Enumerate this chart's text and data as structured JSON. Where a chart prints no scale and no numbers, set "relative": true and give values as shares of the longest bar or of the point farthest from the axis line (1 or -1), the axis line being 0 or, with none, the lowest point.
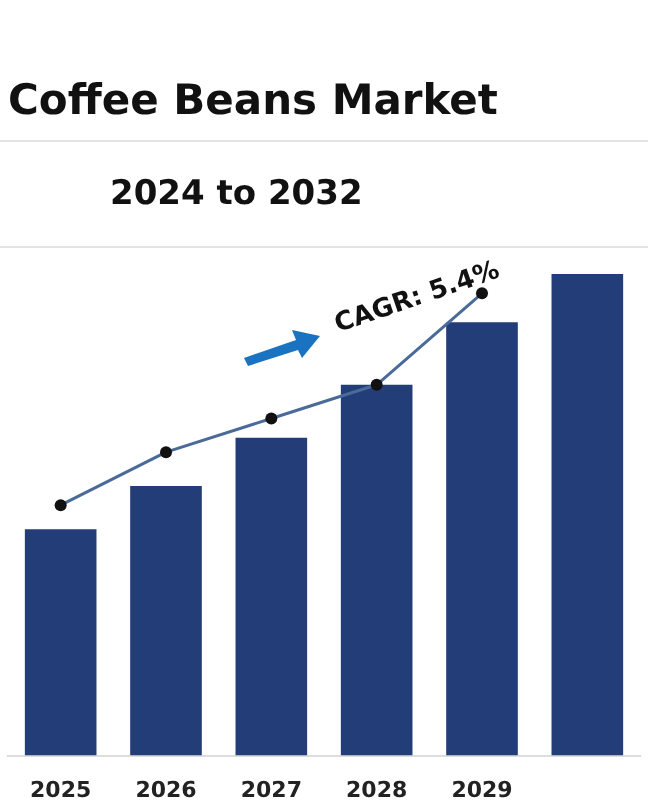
{
  "chart_data": {
    "type": "bar",
    "title": "Coffee Beans Market",
    "subtitle": "2024 to 2032",
    "relative": true,
    "categories": [
      "2025",
      "2026",
      "2027",
      "2028",
      "2029",
      null
    ],
    "series": [
      {
        "color": "#233d78",
        "values": [
          0.47,
          0.56,
          0.66,
          0.77,
          0.9,
          1
        ]
      },
      {
        "type": "line",
        "color": "#4a6a9a",
        "values": [
          0.52,
          0.63,
          0.7,
          0.77,
          0.96,
          null
        ]
      }
    ],
    "annotations": [
      "CAGR: 5.4%"
    ],
    "marker": "circle",
    "legend": false
  }
}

- - -

• PROBLEM STATEMENT: Leave out all pictures, then copy the remaining material exactly.

• ANSWER TO THE EXERCISE:
Enumerate this chart's text and data as structured JSON. Where a chart prints no scale and no numbers, set "relative": true and give values as shares of the longest bar or of the point farthest from the axis line (1 or -1), the axis line being 0 or, with none, the lowest point.
{
  "chart_data": {
    "type": "bar",
    "title": "Coffee Beans Market",
    "subtitle": "2024 to 2032",
    "relative": true,
    "categories": [
      "2025",
      "2026",
      "2027",
      "2028",
      "2029",
      null
    ],
    "series": [
      {
        "color": "#233d78",
        "values": [
          0.47,
          0.56,
          0.66,
          0.77,
          0.9,
          1
        ]
      },
      {
        "type": "line",
        "color": "#4a6a9a",
        "values": [
          0.52,
          0.63,
          0.7,
          0.77,
          0.96,
          null
        ]
      }
    ],
    "annotations": [
      "CAGR: 5.4%"
    ],
    "marker": "circle",
    "legend": false
  }
}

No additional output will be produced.